▶ _TASK TO COMPLETE_: Transcribe the stretch of entries below from the line with "Decode this image" through the line with "Output the underlying", exactly and with both ends included; leave out all other lines.
# # #
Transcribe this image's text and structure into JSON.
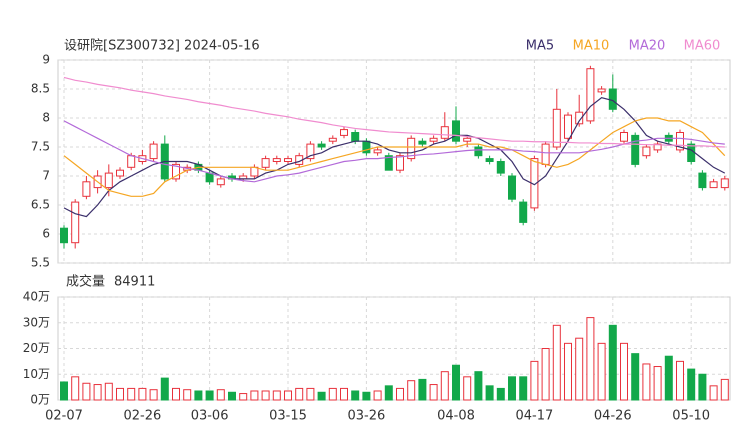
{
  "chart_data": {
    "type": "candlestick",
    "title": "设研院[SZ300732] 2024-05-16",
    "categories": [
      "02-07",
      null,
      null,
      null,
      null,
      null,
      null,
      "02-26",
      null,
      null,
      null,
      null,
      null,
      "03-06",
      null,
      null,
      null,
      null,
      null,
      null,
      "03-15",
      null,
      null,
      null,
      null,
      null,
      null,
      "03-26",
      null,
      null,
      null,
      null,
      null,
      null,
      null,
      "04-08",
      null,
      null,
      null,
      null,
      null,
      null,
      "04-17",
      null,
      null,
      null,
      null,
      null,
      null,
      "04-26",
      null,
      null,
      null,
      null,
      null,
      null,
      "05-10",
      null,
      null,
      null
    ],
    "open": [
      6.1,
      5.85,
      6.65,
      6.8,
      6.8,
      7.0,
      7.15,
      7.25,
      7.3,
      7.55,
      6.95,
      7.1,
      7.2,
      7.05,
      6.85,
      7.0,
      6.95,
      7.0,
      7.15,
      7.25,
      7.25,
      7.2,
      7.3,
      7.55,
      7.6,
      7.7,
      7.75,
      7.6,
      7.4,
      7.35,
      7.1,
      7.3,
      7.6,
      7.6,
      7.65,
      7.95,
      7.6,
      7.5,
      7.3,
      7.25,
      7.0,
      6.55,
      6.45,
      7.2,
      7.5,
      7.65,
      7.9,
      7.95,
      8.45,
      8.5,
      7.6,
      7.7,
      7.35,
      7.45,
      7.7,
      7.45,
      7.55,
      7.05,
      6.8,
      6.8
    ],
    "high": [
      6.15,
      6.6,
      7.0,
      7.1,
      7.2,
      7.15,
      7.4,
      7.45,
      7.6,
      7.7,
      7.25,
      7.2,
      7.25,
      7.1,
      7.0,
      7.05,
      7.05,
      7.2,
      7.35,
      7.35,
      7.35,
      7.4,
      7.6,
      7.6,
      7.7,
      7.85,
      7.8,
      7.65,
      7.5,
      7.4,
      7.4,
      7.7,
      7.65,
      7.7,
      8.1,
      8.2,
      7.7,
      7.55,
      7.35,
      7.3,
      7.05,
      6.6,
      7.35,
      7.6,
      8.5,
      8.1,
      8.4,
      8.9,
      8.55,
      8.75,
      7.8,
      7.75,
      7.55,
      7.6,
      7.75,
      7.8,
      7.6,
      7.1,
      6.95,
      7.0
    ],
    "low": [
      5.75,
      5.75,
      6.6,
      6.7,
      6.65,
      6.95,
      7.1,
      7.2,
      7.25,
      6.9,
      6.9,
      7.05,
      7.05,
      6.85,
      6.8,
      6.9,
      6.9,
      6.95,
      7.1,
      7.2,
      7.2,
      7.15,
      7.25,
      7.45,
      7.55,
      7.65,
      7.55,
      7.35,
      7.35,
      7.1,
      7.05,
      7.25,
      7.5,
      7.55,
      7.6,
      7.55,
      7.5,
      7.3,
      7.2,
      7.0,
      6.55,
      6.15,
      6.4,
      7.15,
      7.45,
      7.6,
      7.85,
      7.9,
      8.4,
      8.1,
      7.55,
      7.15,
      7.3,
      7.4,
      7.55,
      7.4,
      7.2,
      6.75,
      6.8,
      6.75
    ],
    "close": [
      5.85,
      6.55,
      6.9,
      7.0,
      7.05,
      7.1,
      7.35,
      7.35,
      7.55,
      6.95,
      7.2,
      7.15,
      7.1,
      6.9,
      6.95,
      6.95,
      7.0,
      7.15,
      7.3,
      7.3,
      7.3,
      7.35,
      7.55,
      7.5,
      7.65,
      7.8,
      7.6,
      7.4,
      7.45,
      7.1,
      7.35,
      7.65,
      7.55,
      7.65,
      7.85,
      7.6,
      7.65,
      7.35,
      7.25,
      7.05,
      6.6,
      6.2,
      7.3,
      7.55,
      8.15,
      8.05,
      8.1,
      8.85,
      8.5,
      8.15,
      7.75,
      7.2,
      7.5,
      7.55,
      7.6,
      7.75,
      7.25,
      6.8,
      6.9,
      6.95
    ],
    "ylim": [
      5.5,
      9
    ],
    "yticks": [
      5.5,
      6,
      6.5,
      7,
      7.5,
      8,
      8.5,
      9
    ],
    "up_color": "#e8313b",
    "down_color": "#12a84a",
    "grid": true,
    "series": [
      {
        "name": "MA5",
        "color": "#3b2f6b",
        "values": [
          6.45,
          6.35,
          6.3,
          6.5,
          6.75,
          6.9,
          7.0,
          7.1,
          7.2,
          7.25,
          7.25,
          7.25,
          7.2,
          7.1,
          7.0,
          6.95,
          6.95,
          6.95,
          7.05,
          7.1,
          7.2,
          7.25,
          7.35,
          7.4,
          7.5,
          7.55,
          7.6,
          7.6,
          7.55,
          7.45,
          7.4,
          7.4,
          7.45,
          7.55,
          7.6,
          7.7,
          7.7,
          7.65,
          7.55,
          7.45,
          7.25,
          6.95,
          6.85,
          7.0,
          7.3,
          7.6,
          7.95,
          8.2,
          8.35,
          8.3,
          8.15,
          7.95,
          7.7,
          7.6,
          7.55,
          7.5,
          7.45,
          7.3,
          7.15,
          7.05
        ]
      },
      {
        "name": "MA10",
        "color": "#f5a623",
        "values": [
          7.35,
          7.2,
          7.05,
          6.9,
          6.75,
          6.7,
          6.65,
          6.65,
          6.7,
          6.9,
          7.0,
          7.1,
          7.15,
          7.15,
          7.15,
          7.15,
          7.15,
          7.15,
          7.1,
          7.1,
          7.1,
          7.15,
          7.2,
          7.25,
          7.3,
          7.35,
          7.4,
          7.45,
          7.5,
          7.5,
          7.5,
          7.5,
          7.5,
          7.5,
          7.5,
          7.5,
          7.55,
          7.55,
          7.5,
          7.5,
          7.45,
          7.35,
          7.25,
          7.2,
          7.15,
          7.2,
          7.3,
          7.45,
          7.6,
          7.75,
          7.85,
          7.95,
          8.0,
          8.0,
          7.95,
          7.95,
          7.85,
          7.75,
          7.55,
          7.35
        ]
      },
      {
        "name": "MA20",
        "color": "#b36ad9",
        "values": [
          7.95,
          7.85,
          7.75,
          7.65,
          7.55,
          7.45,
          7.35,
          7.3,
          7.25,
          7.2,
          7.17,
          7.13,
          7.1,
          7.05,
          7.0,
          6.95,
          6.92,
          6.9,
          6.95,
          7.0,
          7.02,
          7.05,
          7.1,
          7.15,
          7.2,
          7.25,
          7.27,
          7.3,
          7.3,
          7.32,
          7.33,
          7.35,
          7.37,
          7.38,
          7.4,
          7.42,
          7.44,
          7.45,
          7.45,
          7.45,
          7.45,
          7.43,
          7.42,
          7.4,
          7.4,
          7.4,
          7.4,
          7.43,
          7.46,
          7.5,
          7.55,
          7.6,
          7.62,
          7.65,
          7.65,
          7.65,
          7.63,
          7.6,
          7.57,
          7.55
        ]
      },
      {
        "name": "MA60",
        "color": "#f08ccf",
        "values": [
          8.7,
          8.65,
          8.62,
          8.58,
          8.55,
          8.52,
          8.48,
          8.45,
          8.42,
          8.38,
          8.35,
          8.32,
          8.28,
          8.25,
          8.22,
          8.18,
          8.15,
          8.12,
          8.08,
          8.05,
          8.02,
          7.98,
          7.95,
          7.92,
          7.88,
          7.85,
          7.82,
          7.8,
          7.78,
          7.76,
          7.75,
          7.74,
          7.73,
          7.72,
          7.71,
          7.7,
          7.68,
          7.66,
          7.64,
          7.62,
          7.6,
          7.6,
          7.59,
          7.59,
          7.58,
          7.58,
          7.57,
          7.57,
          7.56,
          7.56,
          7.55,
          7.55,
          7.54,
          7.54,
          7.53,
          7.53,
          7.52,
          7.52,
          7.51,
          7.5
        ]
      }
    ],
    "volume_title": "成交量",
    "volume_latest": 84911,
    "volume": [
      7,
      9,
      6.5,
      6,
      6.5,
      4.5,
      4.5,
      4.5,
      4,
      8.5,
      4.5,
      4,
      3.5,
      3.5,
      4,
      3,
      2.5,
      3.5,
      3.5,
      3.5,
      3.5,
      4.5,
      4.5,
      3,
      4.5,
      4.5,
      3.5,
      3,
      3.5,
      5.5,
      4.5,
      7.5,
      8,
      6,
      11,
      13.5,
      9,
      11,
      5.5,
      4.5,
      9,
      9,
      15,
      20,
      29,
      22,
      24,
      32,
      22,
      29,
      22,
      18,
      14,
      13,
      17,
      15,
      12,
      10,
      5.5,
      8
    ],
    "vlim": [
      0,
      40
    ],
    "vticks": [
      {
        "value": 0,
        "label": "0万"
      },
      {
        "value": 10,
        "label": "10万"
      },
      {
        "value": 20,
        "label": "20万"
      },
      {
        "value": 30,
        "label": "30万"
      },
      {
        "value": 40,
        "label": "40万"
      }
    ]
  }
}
# # #
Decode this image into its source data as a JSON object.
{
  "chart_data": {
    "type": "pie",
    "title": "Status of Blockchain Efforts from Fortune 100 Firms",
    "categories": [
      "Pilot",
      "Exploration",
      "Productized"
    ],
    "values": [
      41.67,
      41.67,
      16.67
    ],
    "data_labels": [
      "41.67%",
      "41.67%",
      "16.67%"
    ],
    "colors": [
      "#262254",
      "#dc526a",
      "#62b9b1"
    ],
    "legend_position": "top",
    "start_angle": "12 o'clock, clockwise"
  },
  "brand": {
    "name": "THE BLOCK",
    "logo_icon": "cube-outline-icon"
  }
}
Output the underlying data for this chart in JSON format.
# # #
▶ _SOLUTION TO THE PROBLEM_:
Decode this image into its source data as a JSON object.
{
  "chart_data": {
    "type": "pie",
    "title": "Status of Blockchain Efforts from Fortune 100 Firms",
    "categories": [
      "Pilot",
      "Exploration",
      "Productized"
    ],
    "values": [
      41.67,
      41.67,
      16.67
    ],
    "data_labels": [
      "41.67%",
      "41.67%",
      "16.67%"
    ],
    "colors": [
      "#262254",
      "#dc526a",
      "#62b9b1"
    ],
    "legend_position": "top",
    "start_angle": "12 o'clock, clockwise"
  },
  "brand": {
    "name": "THE BLOCK",
    "logo_icon": "cube-outline-icon"
  }
}
Output the underlying data for this chart in JSON format.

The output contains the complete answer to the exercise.